Exercise objective
Reproduce verbatim everything in the Chartered Chemist text below from "Achieving chartered status" down to "continuing professional development.".

= Chartered Chemist =

Professional qualification

Chartered Chemist (CChem) is a chartered status awarded by the Royal Society of Chemistry (RSC) in the United Kingdom, the Royal Australian Chemical Institute (RACI) in Australia, by the Ministry of Education in Italy, the Institute of Chemistry Ceylon (IChemC), Sri Lanka, the Institute of Chartered Chemists of Nigeria in Nigeria, and by the Association of the Chemical Profession of Ontario (ACPO) in Ontario, Canada.

Achieving chartered status in any profession denotes to the wider community a high level of specialised subject knowledge and professional competence. The award of the Chartered Chemist (CChem) designation recognises the experienced practising chemist who has demonstrated an in-depth knowledge of chemistry, significant personal achievements based upon chemistry, professionalism in the workplace and a commitment to maintaining technical expertise through continuing professional development.

==Australia==
In Australia, Chartered Membership (MRACI CChem) is for:
- Individuals who have been awarded with an Australian degree in chemistry or a chemistry-related discipline consisting of a minimum of three years academic study and have completed three years relevant experience working in a chemistry field.
- Individuals who do not hold a chemistry degree but have a minimum of six years relevant experience working in a chemistry field.

==Canada==
In Canada, the Chartered Chemist (C.Chem. or CChem) designation is awarded by the Association of the Chemical Profession of Ontario (ACPO). To qualify, applicants must hold a degree in chemistry from a Canadian university, or an equivalent credential obtained outside of Canada as assessed by a recognized credential evaluation service. Applicants must also demonstrate a minimum number of years of professional experience in a chemistry-related field, deemed acceptable by the Association.

There are three categories of membership with the ACPO:
- Full Member – practicing chemists who meet academic and experience requirements.
- Chartered Chemist (C.Chem. or CChem) – members who fulfill both education and experience criteria.
- Student Member – individuals currently enrolled in a chemistry degree program at a Canadian university.

Applications are reviewed quarterly, and required documents include a current CV, official transcripts, proof of enrollment (for students), and a WES credential assessment if the degree was obtained outside of Canada. A non-refundable application fee applies, along with annual membership dues. Student memberships are free of charge.

Records supplied
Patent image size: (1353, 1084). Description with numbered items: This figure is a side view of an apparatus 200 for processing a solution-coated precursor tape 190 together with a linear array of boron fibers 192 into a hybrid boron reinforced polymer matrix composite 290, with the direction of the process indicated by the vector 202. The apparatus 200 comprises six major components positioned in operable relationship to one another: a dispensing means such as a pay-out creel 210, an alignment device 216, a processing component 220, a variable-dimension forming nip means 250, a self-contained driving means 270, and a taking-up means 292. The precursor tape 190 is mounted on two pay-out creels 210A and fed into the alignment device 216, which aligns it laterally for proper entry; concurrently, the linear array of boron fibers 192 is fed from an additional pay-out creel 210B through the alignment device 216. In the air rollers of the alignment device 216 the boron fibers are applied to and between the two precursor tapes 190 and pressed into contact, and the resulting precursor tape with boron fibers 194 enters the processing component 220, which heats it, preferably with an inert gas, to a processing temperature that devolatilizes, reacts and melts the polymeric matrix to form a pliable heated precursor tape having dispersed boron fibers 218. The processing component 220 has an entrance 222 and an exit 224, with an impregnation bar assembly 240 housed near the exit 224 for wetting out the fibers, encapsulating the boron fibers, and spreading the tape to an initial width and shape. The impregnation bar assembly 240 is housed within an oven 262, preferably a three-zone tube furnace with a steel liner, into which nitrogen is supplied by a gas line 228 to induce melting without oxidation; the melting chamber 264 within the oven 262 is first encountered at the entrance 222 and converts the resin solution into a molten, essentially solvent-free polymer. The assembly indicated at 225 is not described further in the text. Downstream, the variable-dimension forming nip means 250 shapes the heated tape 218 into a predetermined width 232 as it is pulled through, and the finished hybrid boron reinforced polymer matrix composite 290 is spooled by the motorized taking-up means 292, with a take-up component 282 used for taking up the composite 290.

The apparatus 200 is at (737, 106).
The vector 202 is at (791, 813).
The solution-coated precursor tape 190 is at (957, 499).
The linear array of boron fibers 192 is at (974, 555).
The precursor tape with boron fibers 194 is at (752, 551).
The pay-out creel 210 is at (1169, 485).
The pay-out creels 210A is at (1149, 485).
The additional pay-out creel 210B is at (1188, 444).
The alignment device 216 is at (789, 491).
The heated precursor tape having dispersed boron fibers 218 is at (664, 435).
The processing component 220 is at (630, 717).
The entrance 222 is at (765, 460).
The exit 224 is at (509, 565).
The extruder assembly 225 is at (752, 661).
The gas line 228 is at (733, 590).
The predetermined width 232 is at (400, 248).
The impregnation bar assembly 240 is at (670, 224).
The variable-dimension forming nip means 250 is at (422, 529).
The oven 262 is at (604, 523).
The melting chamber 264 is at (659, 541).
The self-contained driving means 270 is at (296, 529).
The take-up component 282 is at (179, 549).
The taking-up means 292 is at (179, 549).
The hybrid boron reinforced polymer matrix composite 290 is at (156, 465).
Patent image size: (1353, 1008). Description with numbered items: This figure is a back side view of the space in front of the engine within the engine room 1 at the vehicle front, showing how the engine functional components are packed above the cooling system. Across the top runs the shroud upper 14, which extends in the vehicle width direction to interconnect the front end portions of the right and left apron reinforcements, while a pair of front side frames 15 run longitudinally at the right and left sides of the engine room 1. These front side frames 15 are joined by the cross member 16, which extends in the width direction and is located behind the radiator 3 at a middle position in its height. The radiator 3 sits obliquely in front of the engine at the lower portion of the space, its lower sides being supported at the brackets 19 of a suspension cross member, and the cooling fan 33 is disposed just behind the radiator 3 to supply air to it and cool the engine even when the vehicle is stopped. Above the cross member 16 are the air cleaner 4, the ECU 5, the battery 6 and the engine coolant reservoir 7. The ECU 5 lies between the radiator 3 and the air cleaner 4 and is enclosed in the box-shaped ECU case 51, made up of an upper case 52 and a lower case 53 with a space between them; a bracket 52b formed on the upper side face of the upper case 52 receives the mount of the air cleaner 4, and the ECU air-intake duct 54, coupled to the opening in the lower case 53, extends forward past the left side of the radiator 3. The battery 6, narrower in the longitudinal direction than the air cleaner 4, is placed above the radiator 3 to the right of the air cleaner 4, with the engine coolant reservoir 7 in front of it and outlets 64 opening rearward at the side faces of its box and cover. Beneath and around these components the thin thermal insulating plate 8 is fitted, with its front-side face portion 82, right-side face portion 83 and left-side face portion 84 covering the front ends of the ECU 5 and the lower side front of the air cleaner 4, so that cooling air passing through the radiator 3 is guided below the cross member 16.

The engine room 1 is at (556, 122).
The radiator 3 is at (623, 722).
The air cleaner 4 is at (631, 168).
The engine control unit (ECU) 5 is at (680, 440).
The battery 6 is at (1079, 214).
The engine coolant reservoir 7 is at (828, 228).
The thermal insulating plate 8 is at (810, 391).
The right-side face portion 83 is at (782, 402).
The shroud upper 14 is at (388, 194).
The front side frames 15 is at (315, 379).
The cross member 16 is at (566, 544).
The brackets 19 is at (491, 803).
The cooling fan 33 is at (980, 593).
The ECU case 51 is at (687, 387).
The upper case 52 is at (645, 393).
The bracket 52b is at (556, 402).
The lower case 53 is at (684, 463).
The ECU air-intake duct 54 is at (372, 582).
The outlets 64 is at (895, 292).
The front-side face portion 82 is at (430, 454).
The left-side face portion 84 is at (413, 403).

Reply to the task
Achieving chartered status in any profession denotes to the wider community a high level of specialised subject knowledge and professional competence. The award of the Chartered Chemist (CChem) designation recognises the experienced practising chemist who has demonstrated an in-depth knowledge of chemistry, significant personal achievements based upon chemistry, professionalism in the workplace and a commitment to maintaining technical expertise through continuing professional development.